## begin Raw data

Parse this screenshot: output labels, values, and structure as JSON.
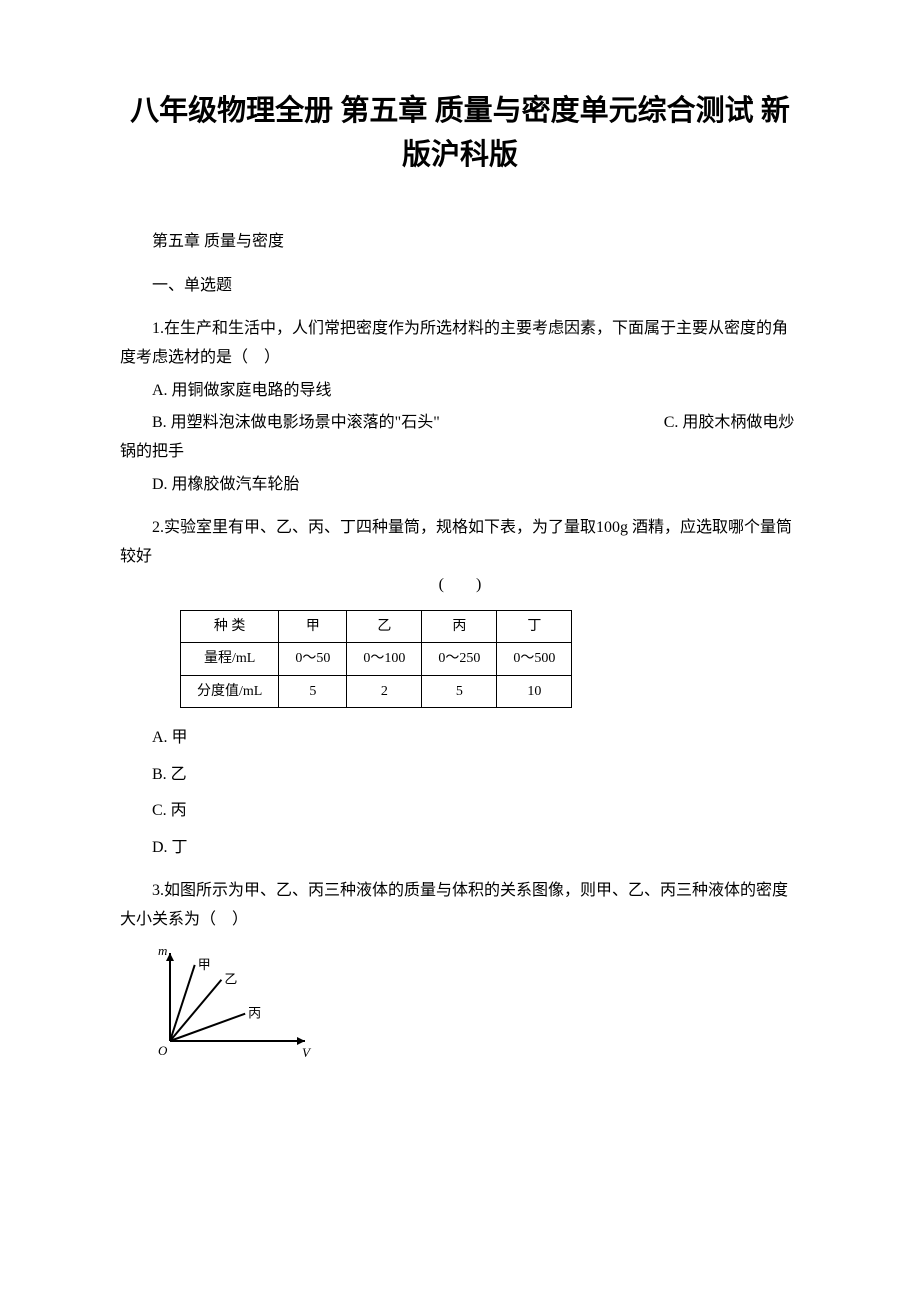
{
  "title": "八年级物理全册 第五章 质量与密度单元综合测试 新版沪科版",
  "chapter": "第五章 质量与密度",
  "sectionHeading": "一、单选题",
  "q1": {
    "text": "1.在生产和生活中，人们常把密度作为所选材料的主要考虑因素，下面属于主要从密度的角度考虑选材的是（　）",
    "optA": "A. 用铜做家庭电路的导线",
    "optB": "B. 用塑料泡沫做电影场景中滚落的\"石头\"　　　　　　　　　　　　　　C. 用胶木柄做电炒锅的把手",
    "optD": "D. 用橡胶做汽车轮胎"
  },
  "q2": {
    "text": "2.实验室里有甲、乙、丙、丁四种量筒，规格如下表，为了量取100g 酒精，应选取哪个量筒较好",
    "tableCaption": "(　　)",
    "headers": [
      "种 类",
      "甲",
      "乙",
      "丙",
      "丁"
    ],
    "row1": [
      "量程/mL",
      "0～50",
      "0～100",
      "0～250",
      "0～500"
    ],
    "row2": [
      "分度值/mL",
      "5",
      "2",
      "5",
      "10"
    ],
    "optA": "A. 甲",
    "optB": "B. 乙",
    "optC": "C. 丙",
    "optD": "D. 丁"
  },
  "q3": {
    "text": "3.如图所示为甲、乙、丙三种液体的质量与体积的关系图像，则甲、乙、丙三种液体的密度大小关系为（　）",
    "graph": {
      "xAxisLabel": "V",
      "yAxisLabel": "m",
      "lines": [
        "甲",
        "乙",
        "丙"
      ],
      "lineColors": [
        "#000000",
        "#000000",
        "#000000"
      ],
      "axisColor": "#000000",
      "background": "#ffffff",
      "angles": [
        72,
        50,
        20
      ],
      "lineWidth": 2,
      "fontSize": 13
    }
  }
}
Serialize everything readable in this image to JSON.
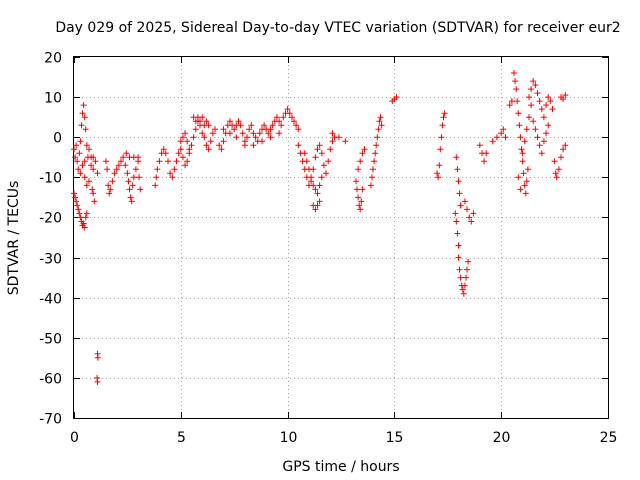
{
  "chart_data": {
    "type": "scatter",
    "title": "Day 029 of 2025, Sidereal Day-to-day VTEC variation (SDTVAR) for receiver eur2",
    "xlabel": "GPS time / hours",
    "ylabel": "SDTVAR / TECUs",
    "xlim": [
      0,
      25
    ],
    "ylim": [
      -70,
      20
    ],
    "xticks": [
      0,
      5,
      10,
      15,
      20,
      25
    ],
    "xtick_labels": [
      "0",
      "5",
      "10",
      "15",
      "20",
      "25"
    ],
    "yticks": [
      -70,
      -60,
      -50,
      -40,
      -30,
      -20,
      -10,
      0,
      10,
      20
    ],
    "ytick_labels": [
      "-70",
      "-60",
      "-50",
      "-40",
      "-30",
      "-20",
      "-10",
      "0",
      "10",
      "20"
    ],
    "grid": true,
    "marker": "+",
    "color": "#ff0000",
    "series": [
      {
        "name": "SDTVAR",
        "points": [
          [
            0.0,
            -3
          ],
          [
            0.05,
            -5
          ],
          [
            0.1,
            -2
          ],
          [
            0.15,
            -6
          ],
          [
            0.2,
            -8
          ],
          [
            0.25,
            -4
          ],
          [
            0.3,
            -1
          ],
          [
            0.35,
            3
          ],
          [
            0.4,
            6
          ],
          [
            0.45,
            8
          ],
          [
            0.5,
            5
          ],
          [
            0.55,
            2
          ],
          [
            0.6,
            -2
          ],
          [
            0.65,
            -5
          ],
          [
            0.0,
            -14
          ],
          [
            0.05,
            -15
          ],
          [
            0.1,
            -16
          ],
          [
            0.15,
            -17
          ],
          [
            0.2,
            -18
          ],
          [
            0.25,
            -19
          ],
          [
            0.3,
            -20
          ],
          [
            0.35,
            -21
          ],
          [
            0.4,
            -22
          ],
          [
            0.45,
            -21.5
          ],
          [
            0.5,
            -22.5
          ],
          [
            0.55,
            -20
          ],
          [
            0.6,
            -19
          ],
          [
            0.3,
            -9
          ],
          [
            0.4,
            -7
          ],
          [
            0.5,
            -10
          ],
          [
            0.6,
            -12
          ],
          [
            0.7,
            -11
          ],
          [
            0.8,
            -7
          ],
          [
            0.9,
            -5
          ],
          [
            1.0,
            -6
          ],
          [
            1.1,
            -9
          ],
          [
            0.7,
            -3
          ],
          [
            0.8,
            -5
          ],
          [
            0.9,
            -8
          ],
          [
            0.5,
            -6
          ],
          [
            0.85,
            -13
          ],
          [
            0.9,
            -14
          ],
          [
            0.95,
            -16
          ],
          [
            1.1,
            -54
          ],
          [
            1.12,
            -55
          ],
          [
            1.08,
            -60
          ],
          [
            1.1,
            -61
          ],
          [
            1.5,
            -6
          ],
          [
            1.55,
            -8
          ],
          [
            1.6,
            -12
          ],
          [
            1.65,
            -14
          ],
          [
            1.7,
            -13
          ],
          [
            1.8,
            -11
          ],
          [
            1.9,
            -9
          ],
          [
            2.0,
            -8
          ],
          [
            2.1,
            -7
          ],
          [
            2.2,
            -6
          ],
          [
            2.3,
            -5
          ],
          [
            2.4,
            -7
          ],
          [
            2.5,
            -9
          ],
          [
            2.55,
            -11
          ],
          [
            2.6,
            -13
          ],
          [
            2.65,
            -15
          ],
          [
            2.7,
            -16
          ],
          [
            2.75,
            -12
          ],
          [
            2.8,
            -10
          ],
          [
            2.9,
            -8
          ],
          [
            3.0,
            -6
          ],
          [
            3.05,
            -10
          ],
          [
            3.1,
            -13
          ],
          [
            2.45,
            -4
          ],
          [
            2.6,
            -5
          ],
          [
            2.8,
            -5
          ],
          [
            3.0,
            -5
          ],
          [
            3.8,
            -12
          ],
          [
            3.85,
            -10
          ],
          [
            3.9,
            -8
          ],
          [
            4.0,
            -6
          ],
          [
            4.1,
            -4
          ],
          [
            4.2,
            -3
          ],
          [
            4.3,
            -4
          ],
          [
            4.4,
            -6
          ],
          [
            4.5,
            -9
          ],
          [
            4.6,
            -10
          ],
          [
            4.7,
            -8
          ],
          [
            4.8,
            -6
          ],
          [
            4.9,
            -4
          ],
          [
            5.0,
            -3
          ],
          [
            5.1,
            -5
          ],
          [
            5.2,
            -7
          ],
          [
            5.3,
            -6
          ],
          [
            5.4,
            -4
          ],
          [
            5.0,
            -1
          ],
          [
            5.1,
            0
          ],
          [
            5.2,
            1
          ],
          [
            5.3,
            -1
          ],
          [
            5.4,
            -3
          ],
          [
            5.5,
            -2
          ],
          [
            5.6,
            0
          ],
          [
            5.7,
            2
          ],
          [
            5.8,
            4
          ],
          [
            5.9,
            3
          ],
          [
            6.0,
            1
          ],
          [
            6.1,
            0
          ],
          [
            6.2,
            -2
          ],
          [
            6.3,
            -3
          ],
          [
            6.4,
            -1
          ],
          [
            6.5,
            1
          ],
          [
            6.6,
            2
          ],
          [
            5.6,
            5
          ],
          [
            5.7,
            4
          ],
          [
            5.8,
            5
          ],
          [
            5.9,
            4
          ],
          [
            6.0,
            5
          ],
          [
            6.1,
            3
          ],
          [
            6.2,
            4
          ],
          [
            6.3,
            3
          ],
          [
            6.8,
            -2
          ],
          [
            6.9,
            -3
          ],
          [
            7.0,
            -1
          ],
          [
            7.1,
            1
          ],
          [
            7.2,
            3
          ],
          [
            7.3,
            4
          ],
          [
            7.4,
            3
          ],
          [
            7.5,
            2
          ],
          [
            7.6,
            3
          ],
          [
            7.7,
            4
          ],
          [
            7.8,
            3
          ],
          [
            7.9,
            1
          ],
          [
            8.0,
            -1
          ],
          [
            8.1,
            0
          ],
          [
            8.2,
            2
          ],
          [
            8.3,
            3
          ],
          [
            8.4,
            1
          ],
          [
            8.5,
            0
          ],
          [
            8.6,
            -1
          ],
          [
            8.7,
            1
          ],
          [
            8.8,
            2
          ],
          [
            8.9,
            3
          ],
          [
            9.0,
            2
          ],
          [
            9.1,
            1
          ],
          [
            9.2,
            2
          ],
          [
            9.3,
            3
          ],
          [
            9.4,
            4
          ],
          [
            9.5,
            5
          ],
          [
            9.6,
            4
          ],
          [
            9.7,
            3
          ],
          [
            9.8,
            5
          ],
          [
            9.9,
            6
          ],
          [
            10.0,
            7
          ],
          [
            10.1,
            6
          ],
          [
            10.2,
            5
          ],
          [
            10.3,
            4
          ],
          [
            10.4,
            3
          ],
          [
            10.5,
            2
          ],
          [
            7.0,
            2
          ],
          [
            7.3,
            1
          ],
          [
            7.6,
            0
          ],
          [
            8.0,
            -2
          ],
          [
            8.4,
            -2
          ],
          [
            8.8,
            -1
          ],
          [
            9.2,
            0
          ],
          [
            9.6,
            1
          ],
          [
            10.5,
            -2
          ],
          [
            10.6,
            -4
          ],
          [
            10.7,
            -6
          ],
          [
            10.8,
            -8
          ],
          [
            10.9,
            -10
          ],
          [
            11.0,
            -12
          ],
          [
            11.1,
            -11
          ],
          [
            11.2,
            -8
          ],
          [
            11.3,
            -5
          ],
          [
            11.4,
            -3
          ],
          [
            11.5,
            -2
          ],
          [
            11.6,
            -4
          ],
          [
            11.7,
            -7
          ],
          [
            11.8,
            -9
          ],
          [
            11.9,
            -6
          ],
          [
            12.0,
            -3
          ],
          [
            12.1,
            -1
          ],
          [
            12.2,
            0
          ],
          [
            10.8,
            -4
          ],
          [
            10.9,
            -6
          ],
          [
            11.0,
            -8
          ],
          [
            11.1,
            -10
          ],
          [
            11.2,
            -12
          ],
          [
            11.3,
            -13
          ],
          [
            11.4,
            -14
          ],
          [
            11.5,
            -12
          ],
          [
            11.6,
            -10
          ],
          [
            11.2,
            -17
          ],
          [
            11.3,
            -18
          ],
          [
            11.4,
            -17
          ],
          [
            11.5,
            -16
          ],
          [
            12.1,
            1
          ],
          [
            12.4,
            0
          ],
          [
            12.7,
            -1
          ],
          [
            13.2,
            -11
          ],
          [
            13.25,
            -13
          ],
          [
            13.3,
            -15
          ],
          [
            13.35,
            -17
          ],
          [
            13.4,
            -18
          ],
          [
            13.45,
            -16
          ],
          [
            13.5,
            -13
          ],
          [
            13.3,
            -8
          ],
          [
            13.4,
            -6
          ],
          [
            13.5,
            -4
          ],
          [
            13.6,
            -3
          ],
          [
            13.9,
            -12
          ],
          [
            13.95,
            -10
          ],
          [
            14.0,
            -8
          ],
          [
            14.05,
            -6
          ],
          [
            14.1,
            -4
          ],
          [
            14.15,
            -2
          ],
          [
            14.2,
            0
          ],
          [
            14.25,
            2
          ],
          [
            14.3,
            4
          ],
          [
            14.35,
            5
          ],
          [
            14.4,
            3
          ],
          [
            14.9,
            9
          ],
          [
            15.0,
            9.5
          ],
          [
            15.1,
            10
          ],
          [
            17.0,
            -9
          ],
          [
            17.05,
            -10
          ],
          [
            17.1,
            -7
          ],
          [
            17.15,
            -3
          ],
          [
            17.2,
            0
          ],
          [
            17.25,
            3
          ],
          [
            17.3,
            5
          ],
          [
            17.35,
            6
          ],
          [
            17.9,
            -5
          ],
          [
            17.95,
            -8
          ],
          [
            18.0,
            -11
          ],
          [
            18.05,
            -14
          ],
          [
            18.1,
            -17
          ],
          [
            17.85,
            -19
          ],
          [
            17.9,
            -21
          ],
          [
            17.95,
            -24
          ],
          [
            18.0,
            -27
          ],
          [
            18.0,
            -30
          ],
          [
            18.05,
            -33
          ],
          [
            18.1,
            -35
          ],
          [
            18.15,
            -37
          ],
          [
            18.2,
            -38
          ],
          [
            18.25,
            -39
          ],
          [
            18.3,
            -37
          ],
          [
            18.35,
            -35
          ],
          [
            18.4,
            -33
          ],
          [
            18.45,
            -31
          ],
          [
            18.3,
            -16
          ],
          [
            18.4,
            -18
          ],
          [
            18.5,
            -20
          ],
          [
            18.6,
            -21
          ],
          [
            18.7,
            -19
          ],
          [
            19.0,
            -2
          ],
          [
            19.1,
            -4
          ],
          [
            19.2,
            -6
          ],
          [
            19.3,
            -4
          ],
          [
            19.6,
            -1
          ],
          [
            19.8,
            0
          ],
          [
            20.0,
            1
          ],
          [
            20.1,
            2
          ],
          [
            20.2,
            0
          ],
          [
            20.4,
            8
          ],
          [
            20.5,
            9
          ],
          [
            20.6,
            16
          ],
          [
            20.65,
            14
          ],
          [
            20.7,
            12
          ],
          [
            20.75,
            9
          ],
          [
            20.8,
            6
          ],
          [
            20.85,
            3
          ],
          [
            20.9,
            0
          ],
          [
            20.95,
            -3
          ],
          [
            21.0,
            -6
          ],
          [
            21.05,
            -9
          ],
          [
            21.1,
            -12
          ],
          [
            21.15,
            -14
          ],
          [
            21.2,
            -11
          ],
          [
            21.25,
            -8
          ],
          [
            20.8,
            -10
          ],
          [
            20.9,
            -13
          ],
          [
            21.0,
            -4
          ],
          [
            21.1,
            -1
          ],
          [
            21.2,
            2
          ],
          [
            21.3,
            5
          ],
          [
            21.4,
            8
          ],
          [
            21.3,
            10
          ],
          [
            21.4,
            12
          ],
          [
            21.5,
            14
          ],
          [
            21.6,
            13
          ],
          [
            21.7,
            11
          ],
          [
            21.8,
            9
          ],
          [
            21.9,
            7
          ],
          [
            22.0,
            5
          ],
          [
            22.1,
            8
          ],
          [
            22.2,
            10
          ],
          [
            22.3,
            9
          ],
          [
            22.4,
            7
          ],
          [
            21.5,
            4
          ],
          [
            21.6,
            2
          ],
          [
            21.7,
            0
          ],
          [
            21.8,
            -2
          ],
          [
            21.9,
            -4
          ],
          [
            22.0,
            -1
          ],
          [
            22.1,
            1
          ],
          [
            22.2,
            3
          ],
          [
            22.5,
            -6
          ],
          [
            22.55,
            -9
          ],
          [
            22.6,
            -10
          ],
          [
            22.7,
            -8
          ],
          [
            22.8,
            -5
          ],
          [
            22.9,
            -3
          ],
          [
            23.0,
            -2
          ],
          [
            22.8,
            10
          ],
          [
            22.9,
            9.5
          ],
          [
            23.0,
            10.5
          ]
        ]
      }
    ]
  }
}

## end Raw data

* [Problem]: Using the records above, pull out each line where the word "optB" occurs.

* [Right answer]:
    "optB": "B. 用塑料泡沫做电影场景中滚落的\"石头\"　　　　　　　　　　　　　　C. 用胶木柄做电炒锅的把手",
    "optB": "B. 乙",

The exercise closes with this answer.